== The exercise ==
Scan the lines below for the word "structured". Copy each line you find it in.

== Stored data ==

+--

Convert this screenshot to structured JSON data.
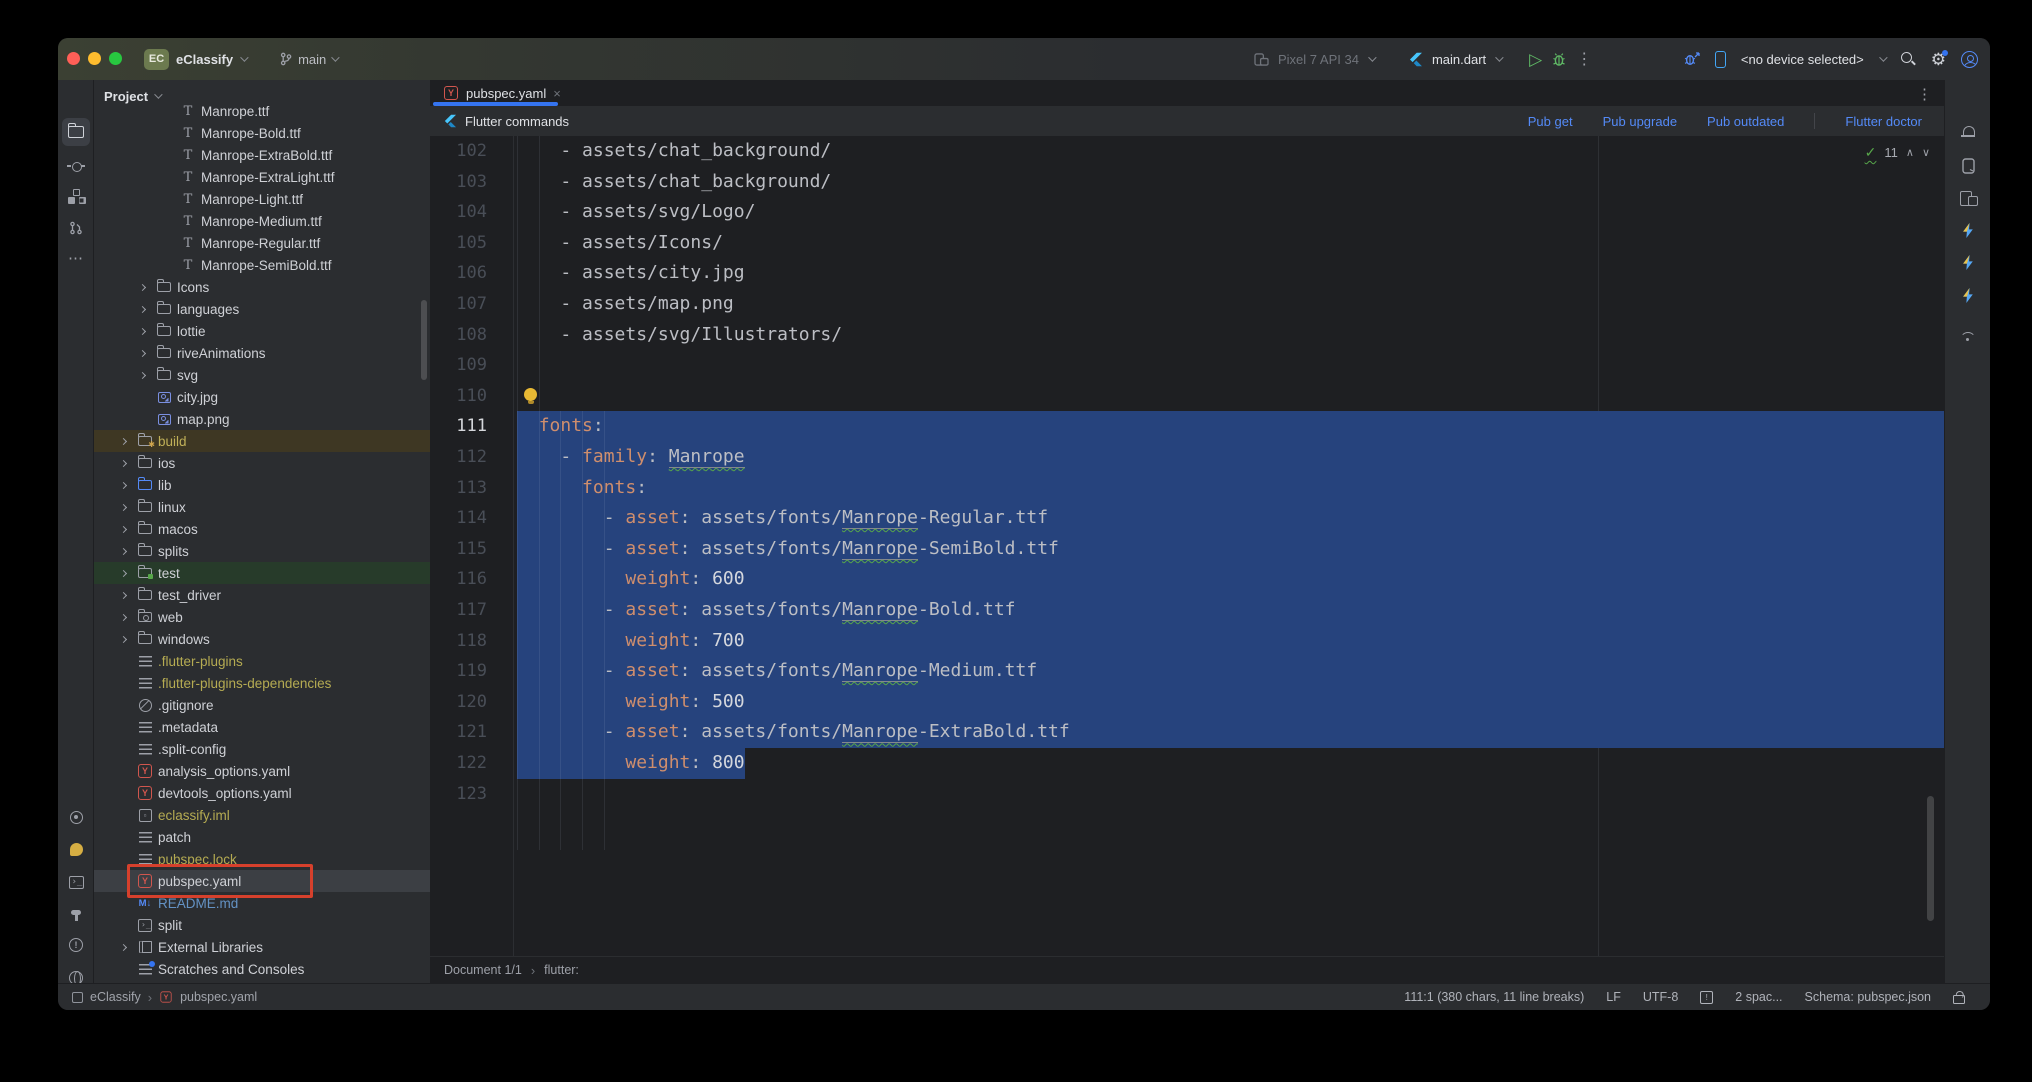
{
  "titlebar": {
    "project": "eClassify",
    "project_badge": "EC",
    "branch": "main",
    "device_config": "Pixel 7 API 34",
    "run_config": "main.dart",
    "no_device": "<no device selected>"
  },
  "project_panel": {
    "header": "Project",
    "items": [
      {
        "label": "Manrope.ttf",
        "ind": 2,
        "icon": "font"
      },
      {
        "label": "Manrope-Bold.ttf",
        "ind": 2,
        "icon": "font"
      },
      {
        "label": "Manrope-ExtraBold.ttf",
        "ind": 2,
        "icon": "font"
      },
      {
        "label": "Manrope-ExtraLight.ttf",
        "ind": 2,
        "icon": "font"
      },
      {
        "label": "Manrope-Light.ttf",
        "ind": 2,
        "icon": "font"
      },
      {
        "label": "Manrope-Medium.ttf",
        "ind": 2,
        "icon": "font"
      },
      {
        "label": "Manrope-Regular.ttf",
        "ind": 2,
        "icon": "font"
      },
      {
        "label": "Manrope-SemiBold.ttf",
        "ind": 2,
        "icon": "font"
      },
      {
        "label": "Icons",
        "ind": 1,
        "icon": "folder",
        "chev": true
      },
      {
        "label": "languages",
        "ind": 1,
        "icon": "folder",
        "chev": true
      },
      {
        "label": "lottie",
        "ind": 1,
        "icon": "folder",
        "chev": true
      },
      {
        "label": "riveAnimations",
        "ind": 1,
        "icon": "folder",
        "chev": true
      },
      {
        "label": "svg",
        "ind": 1,
        "icon": "folder",
        "chev": true
      },
      {
        "label": "city.jpg",
        "ind": 1,
        "icon": "img"
      },
      {
        "label": "map.png",
        "ind": 1,
        "icon": "img"
      },
      {
        "label": "build",
        "ind": 0,
        "icon": "folder-build",
        "chev": true,
        "row": "olive",
        "cls": "olivetext"
      },
      {
        "label": "ios",
        "ind": 0,
        "icon": "folder",
        "chev": true
      },
      {
        "label": "lib",
        "ind": 0,
        "icon": "folder-lib",
        "chev": true
      },
      {
        "label": "linux",
        "ind": 0,
        "icon": "folder",
        "chev": true
      },
      {
        "label": "macos",
        "ind": 0,
        "icon": "folder",
        "chev": true
      },
      {
        "label": "splits",
        "ind": 0,
        "icon": "folder",
        "chev": true
      },
      {
        "label": "test",
        "ind": 0,
        "icon": "folder-test",
        "chev": true,
        "row": "green"
      },
      {
        "label": "test_driver",
        "ind": 0,
        "icon": "folder",
        "chev": true
      },
      {
        "label": "web",
        "ind": 0,
        "icon": "folder-web",
        "chev": true
      },
      {
        "label": "windows",
        "ind": 0,
        "icon": "folder",
        "chev": true
      },
      {
        "label": ".flutter-plugins",
        "ind": 0,
        "icon": "list",
        "cls": "yellow"
      },
      {
        "label": ".flutter-plugins-dependencies",
        "ind": 0,
        "icon": "list",
        "cls": "yellow"
      },
      {
        "label": ".gitignore",
        "ind": 0,
        "icon": "ignored"
      },
      {
        "label": ".metadata",
        "ind": 0,
        "icon": "list"
      },
      {
        "label": ".split-config",
        "ind": 0,
        "icon": "list"
      },
      {
        "label": "analysis_options.yaml",
        "ind": 0,
        "icon": "yaml"
      },
      {
        "label": "devtools_options.yaml",
        "ind": 0,
        "icon": "yaml"
      },
      {
        "label": "eclassify.iml",
        "ind": 0,
        "icon": "iml",
        "cls": "yellow"
      },
      {
        "label": "patch",
        "ind": 0,
        "icon": "list"
      },
      {
        "label": "pubspec.lock",
        "ind": 0,
        "icon": "list",
        "cls": "yellow"
      },
      {
        "label": "pubspec.yaml",
        "ind": 0,
        "icon": "yaml",
        "row": "selected",
        "annotated": true
      },
      {
        "label": "README.md",
        "ind": 0,
        "icon": "md",
        "cls": "blue"
      },
      {
        "label": "split",
        "ind": 0,
        "icon": "term"
      },
      {
        "label": "External Libraries",
        "ind": 0,
        "icon": "lib2",
        "chev": true
      },
      {
        "label": "Scratches and Consoles",
        "ind": 0,
        "icon": "scratch"
      }
    ]
  },
  "editor": {
    "tab": "pubspec.yaml",
    "banner": "Flutter commands",
    "actions": [
      "Pub get",
      "Pub upgrade",
      "Pub outdated",
      "Flutter doctor"
    ],
    "inspections_count": "11",
    "breadcrumb_doc": "Document 1/1",
    "breadcrumb_node": "flutter:",
    "lines": [
      {
        "n": 102,
        "sel": "none",
        "tok": [
          [
            "    - assets/chat_background/",
            "p"
          ]
        ]
      },
      {
        "n": 103,
        "sel": "none",
        "tok": [
          [
            "    - assets/chat_background/",
            "p"
          ]
        ]
      },
      {
        "n": 104,
        "sel": "none",
        "tok": [
          [
            "    - assets/svg/Logo/",
            "p"
          ]
        ]
      },
      {
        "n": 105,
        "sel": "none",
        "tok": [
          [
            "    - assets/Icons/",
            "p"
          ]
        ]
      },
      {
        "n": 106,
        "sel": "none",
        "tok": [
          [
            "    - assets/city.jpg",
            "p"
          ]
        ]
      },
      {
        "n": 107,
        "sel": "none",
        "tok": [
          [
            "    - assets/map.png",
            "p"
          ]
        ]
      },
      {
        "n": 108,
        "sel": "none",
        "tok": [
          [
            "    - assets/svg/Illustrators/",
            "p"
          ]
        ]
      },
      {
        "n": 109,
        "sel": "none",
        "tok": []
      },
      {
        "n": 110,
        "sel": "none",
        "bulb": true,
        "tok": []
      },
      {
        "n": 111,
        "sel": "full",
        "current": true,
        "tok": [
          [
            "  ",
            "p"
          ],
          [
            "fonts",
            "k"
          ],
          [
            ":",
            "p"
          ]
        ]
      },
      {
        "n": 112,
        "sel": "full",
        "tok": [
          [
            "    - ",
            "p"
          ],
          [
            "family",
            "k"
          ],
          [
            ": ",
            "p"
          ],
          [
            "Manrope",
            "t"
          ]
        ]
      },
      {
        "n": 113,
        "sel": "full",
        "tok": [
          [
            "      ",
            "p"
          ],
          [
            "fonts",
            "k"
          ],
          [
            ":",
            "p"
          ]
        ]
      },
      {
        "n": 114,
        "sel": "full",
        "tok": [
          [
            "        - ",
            "p"
          ],
          [
            "asset",
            "k"
          ],
          [
            ": assets/fonts/",
            "p"
          ],
          [
            "Manrope",
            "t"
          ],
          [
            "-Regular.ttf",
            "p"
          ]
        ]
      },
      {
        "n": 115,
        "sel": "full",
        "tok": [
          [
            "        - ",
            "p"
          ],
          [
            "asset",
            "k"
          ],
          [
            ": assets/fonts/",
            "p"
          ],
          [
            "Manrope",
            "t"
          ],
          [
            "-SemiBold.ttf",
            "p"
          ]
        ]
      },
      {
        "n": 116,
        "sel": "full",
        "tok": [
          [
            "          ",
            "p"
          ],
          [
            "weight",
            "k"
          ],
          [
            ": ",
            "p"
          ],
          [
            "600",
            "v"
          ]
        ]
      },
      {
        "n": 117,
        "sel": "full",
        "tok": [
          [
            "        - ",
            "p"
          ],
          [
            "asset",
            "k"
          ],
          [
            ": assets/fonts/",
            "p"
          ],
          [
            "Manrope",
            "t"
          ],
          [
            "-Bold.ttf",
            "p"
          ]
        ]
      },
      {
        "n": 118,
        "sel": "full",
        "tok": [
          [
            "          ",
            "p"
          ],
          [
            "weight",
            "k"
          ],
          [
            ": ",
            "p"
          ],
          [
            "700",
            "v"
          ]
        ]
      },
      {
        "n": 119,
        "sel": "full",
        "tok": [
          [
            "        - ",
            "p"
          ],
          [
            "asset",
            "k"
          ],
          [
            ": assets/fonts/",
            "p"
          ],
          [
            "Manrope",
            "t"
          ],
          [
            "-Medium.ttf",
            "p"
          ]
        ]
      },
      {
        "n": 120,
        "sel": "full",
        "tok": [
          [
            "          ",
            "p"
          ],
          [
            "weight",
            "k"
          ],
          [
            ": ",
            "p"
          ],
          [
            "500",
            "v"
          ]
        ]
      },
      {
        "n": 121,
        "sel": "full",
        "tok": [
          [
            "        - ",
            "p"
          ],
          [
            "asset",
            "k"
          ],
          [
            ": assets/fonts/",
            "p"
          ],
          [
            "Manrope",
            "t"
          ],
          [
            "-ExtraBold.ttf",
            "p"
          ]
        ]
      },
      {
        "n": 122,
        "sel": "text",
        "tok": [
          [
            "          ",
            "p"
          ],
          [
            "weight",
            "k"
          ],
          [
            ": ",
            "p"
          ],
          [
            "800",
            "v"
          ]
        ]
      },
      {
        "n": 123,
        "sel": "none",
        "tok": []
      }
    ]
  },
  "statusbar": {
    "crumb_project": "eClassify",
    "crumb_file": "pubspec.yaml",
    "caret": "111:1 (380 chars, 11 line breaks)",
    "line_ending": "LF",
    "encoding": "UTF-8",
    "indent": "2 spac...",
    "schema": "Schema: pubspec.json"
  },
  "left_stripe_icons": [
    "project-folder",
    "commit",
    "structure",
    "pull-requests",
    "more",
    "run-services",
    "paint",
    "terminal",
    "build-hammer",
    "problems-info",
    "globe",
    "git-branch"
  ],
  "right_stripe_icons": [
    "notifications-bell",
    "running-devices-phone",
    "device-mirror",
    "layers",
    "flutter-bolt",
    "flutter-bolt",
    "flutter-bolt",
    "network-wifi"
  ],
  "colors": {
    "accent_blue": "#3574f0",
    "link_blue": "#548af7",
    "selection_blue": "#26437d",
    "yaml_key_orange": "#cf8e6d",
    "excluded_yellow": "#b5ab52",
    "annotation_red": "#d6402c",
    "typo_green": "#57a64a"
  }
}
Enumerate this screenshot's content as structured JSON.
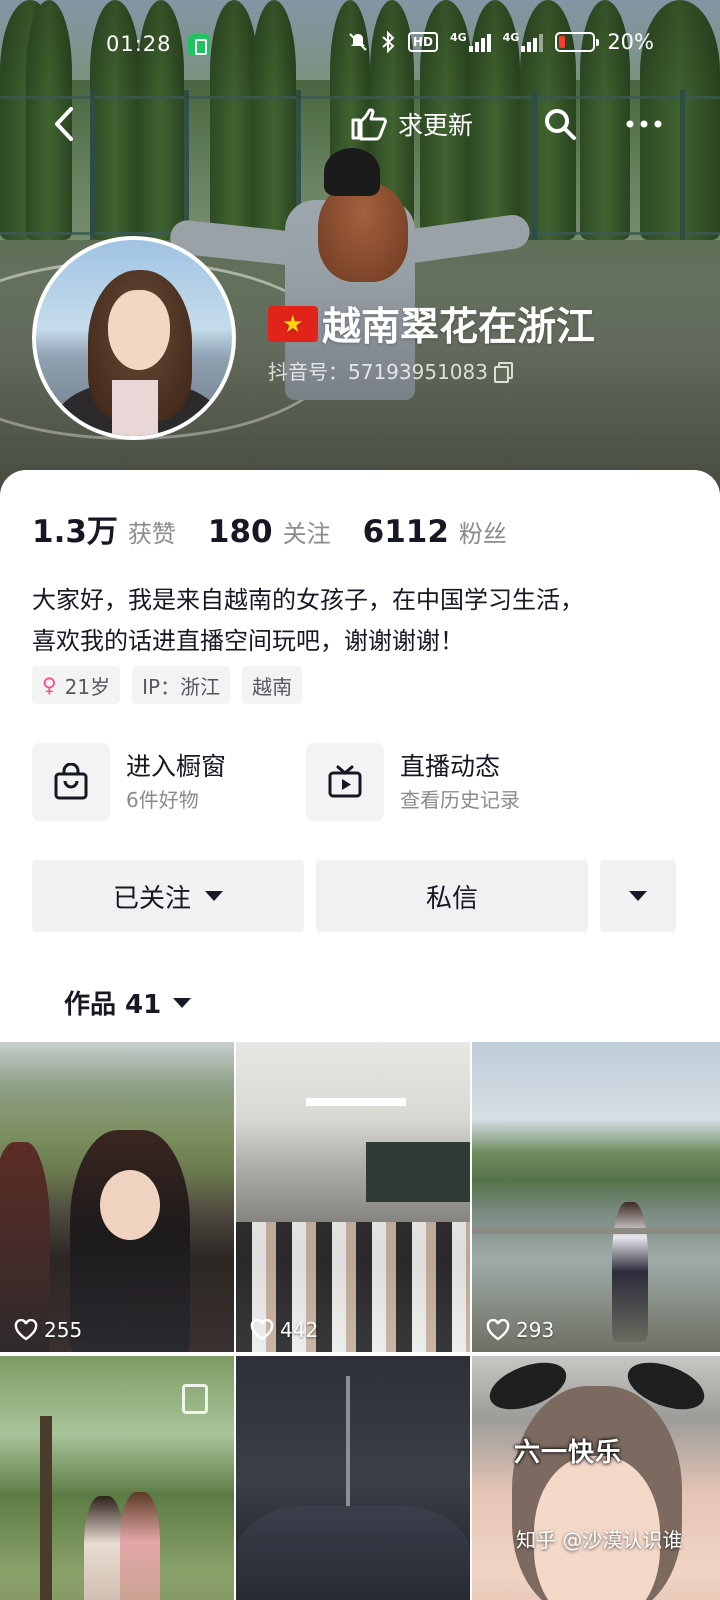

+--

== Written solution ==
Convert this screenshot to structured JSON data.
Enumerate this screenshot's content as structured JSON.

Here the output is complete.